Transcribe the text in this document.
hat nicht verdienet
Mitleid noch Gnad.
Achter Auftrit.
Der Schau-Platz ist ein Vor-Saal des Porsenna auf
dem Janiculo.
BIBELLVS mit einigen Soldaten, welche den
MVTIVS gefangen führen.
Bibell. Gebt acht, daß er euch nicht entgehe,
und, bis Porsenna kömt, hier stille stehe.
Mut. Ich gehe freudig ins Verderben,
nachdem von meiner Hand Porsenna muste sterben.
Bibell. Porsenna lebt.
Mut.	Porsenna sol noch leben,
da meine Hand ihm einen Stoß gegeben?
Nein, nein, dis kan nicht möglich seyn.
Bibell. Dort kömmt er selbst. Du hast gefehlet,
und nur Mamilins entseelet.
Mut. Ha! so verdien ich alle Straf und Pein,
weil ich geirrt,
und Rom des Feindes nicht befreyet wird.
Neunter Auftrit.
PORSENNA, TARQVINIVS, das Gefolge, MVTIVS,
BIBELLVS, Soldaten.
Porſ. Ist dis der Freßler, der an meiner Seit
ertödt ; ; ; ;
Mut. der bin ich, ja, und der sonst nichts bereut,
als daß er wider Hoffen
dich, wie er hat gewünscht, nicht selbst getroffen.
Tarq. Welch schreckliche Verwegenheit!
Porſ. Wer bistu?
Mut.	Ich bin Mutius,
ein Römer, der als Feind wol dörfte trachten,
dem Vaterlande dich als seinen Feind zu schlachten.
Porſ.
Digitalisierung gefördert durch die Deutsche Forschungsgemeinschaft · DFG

++++++++++++++++++++

■ **GIVEN EXERCISE**
Say the number of lines in the records above that include the string "Soldaten", and no more.

■ **OUTPUT FOR THIS EXERCISE**
2